Your task is to repeat the lines below exactly, excluding any pictures they contain.

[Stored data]
________________________________________

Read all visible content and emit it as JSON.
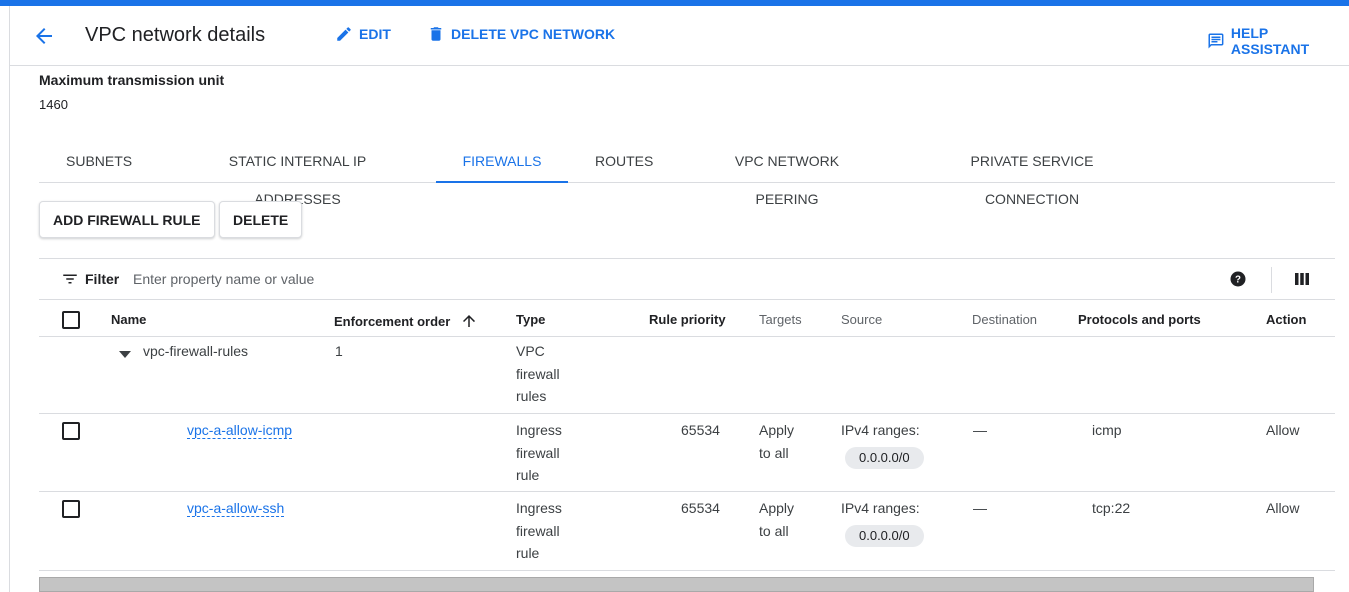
{
  "header": {
    "title": "VPC network details",
    "edit_label": "EDIT",
    "delete_network_label": "DELETE VPC NETWORK",
    "help_assistant_label": "HELP ASSISTANT"
  },
  "mtu": {
    "label": "Maximum transmission unit",
    "value": "1460"
  },
  "tabs": [
    {
      "label": "SUBNETS",
      "active": false
    },
    {
      "label": "STATIC INTERNAL IP ADDRESSES",
      "active": false
    },
    {
      "label": "FIREWALLS",
      "active": true
    },
    {
      "label": "ROUTES",
      "active": false
    },
    {
      "label": "VPC NETWORK PEERING",
      "active": false
    },
    {
      "label": "PRIVATE SERVICE CONNECTION",
      "active": false
    }
  ],
  "actions": {
    "add_rule_label": "ADD FIREWALL RULE",
    "delete_label": "DELETE"
  },
  "filter": {
    "label": "Filter",
    "placeholder": "Enter property name or value"
  },
  "table": {
    "columns": [
      "Name",
      "Enforcement order",
      "Type",
      "Rule priority",
      "Targets",
      "Source",
      "Destination",
      "Protocols and ports",
      "Action"
    ],
    "sort_column": "Enforcement order",
    "sort_direction": "ascending",
    "group": {
      "name": "vpc-firewall-rules",
      "enforcement_order": "1",
      "type_lines": [
        "VPC",
        "firewall",
        "rules"
      ]
    },
    "rows": [
      {
        "name": "vpc-a-allow-icmp",
        "type_lines": [
          "Ingress",
          "firewall",
          "rule"
        ],
        "priority": "65534",
        "targets_lines": [
          "Apply",
          "to all"
        ],
        "source_label": "IPv4 ranges:",
        "source_chip": "0.0.0.0/0",
        "destination": "—",
        "protocols": "icmp",
        "action": "Allow"
      },
      {
        "name": "vpc-a-allow-ssh",
        "type_lines": [
          "Ingress",
          "firewall",
          "rule"
        ],
        "priority": "65534",
        "targets_lines": [
          "Apply",
          "to all"
        ],
        "source_label": "IPv4 ranges:",
        "source_chip": "0.0.0.0/0",
        "destination": "—",
        "protocols": "tcp:22",
        "action": "Allow"
      }
    ]
  },
  "colors": {
    "accent": "#1a73e8",
    "text": "#202124",
    "muted": "#5f6368",
    "divider": "#dadce0",
    "chip_bg": "#e8eaed"
  },
  "icons": {
    "back": "arrow-left-icon",
    "edit": "pencil-icon",
    "delete": "trash-icon",
    "help_assistant": "chat-icon",
    "filter": "filter-lines-icon",
    "help": "question-circle-icon",
    "columns": "column-display-icon",
    "sort": "arrow-up-icon",
    "expand": "triangle-down-icon"
  }
}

________________________________________

### FINAL RESULT
Read all visible content and emit it as JSON.
{
  "header": {
    "title": "VPC network details",
    "edit_label": "EDIT",
    "delete_network_label": "DELETE VPC NETWORK",
    "help_assistant_label": "HELP ASSISTANT"
  },
  "mtu": {
    "label": "Maximum transmission unit",
    "value": "1460"
  },
  "tabs": [
    {
      "label": "SUBNETS",
      "active": false
    },
    {
      "label": "STATIC INTERNAL IP ADDRESSES",
      "active": false
    },
    {
      "label": "FIREWALLS",
      "active": true
    },
    {
      "label": "ROUTES",
      "active": false
    },
    {
      "label": "VPC NETWORK PEERING",
      "active": false
    },
    {
      "label": "PRIVATE SERVICE CONNECTION",
      "active": false
    }
  ],
  "actions": {
    "add_rule_label": "ADD FIREWALL RULE",
    "delete_label": "DELETE"
  },
  "filter": {
    "label": "Filter",
    "placeholder": "Enter property name or value"
  },
  "table": {
    "columns": [
      "Name",
      "Enforcement order",
      "Type",
      "Rule priority",
      "Targets",
      "Source",
      "Destination",
      "Protocols and ports",
      "Action"
    ],
    "sort_column": "Enforcement order",
    "sort_direction": "ascending",
    "group": {
      "name": "vpc-firewall-rules",
      "enforcement_order": "1",
      "type_lines": [
        "VPC",
        "firewall",
        "rules"
      ]
    },
    "rows": [
      {
        "name": "vpc-a-allow-icmp",
        "type_lines": [
          "Ingress",
          "firewall",
          "rule"
        ],
        "priority": "65534",
        "targets_lines": [
          "Apply",
          "to all"
        ],
        "source_label": "IPv4 ranges:",
        "source_chip": "0.0.0.0/0",
        "destination": "—",
        "protocols": "icmp",
        "action": "Allow"
      },
      {
        "name": "vpc-a-allow-ssh",
        "type_lines": [
          "Ingress",
          "firewall",
          "rule"
        ],
        "priority": "65534",
        "targets_lines": [
          "Apply",
          "to all"
        ],
        "source_label": "IPv4 ranges:",
        "source_chip": "0.0.0.0/0",
        "destination": "—",
        "protocols": "tcp:22",
        "action": "Allow"
      }
    ]
  },
  "colors": {
    "accent": "#1a73e8",
    "text": "#202124",
    "muted": "#5f6368",
    "divider": "#dadce0",
    "chip_bg": "#e8eaed"
  },
  "icons": {
    "back": "arrow-left-icon",
    "edit": "pencil-icon",
    "delete": "trash-icon",
    "help_assistant": "chat-icon",
    "filter": "filter-lines-icon",
    "help": "question-circle-icon",
    "columns": "column-display-icon",
    "sort": "arrow-up-icon",
    "expand": "triangle-down-icon"
  }
}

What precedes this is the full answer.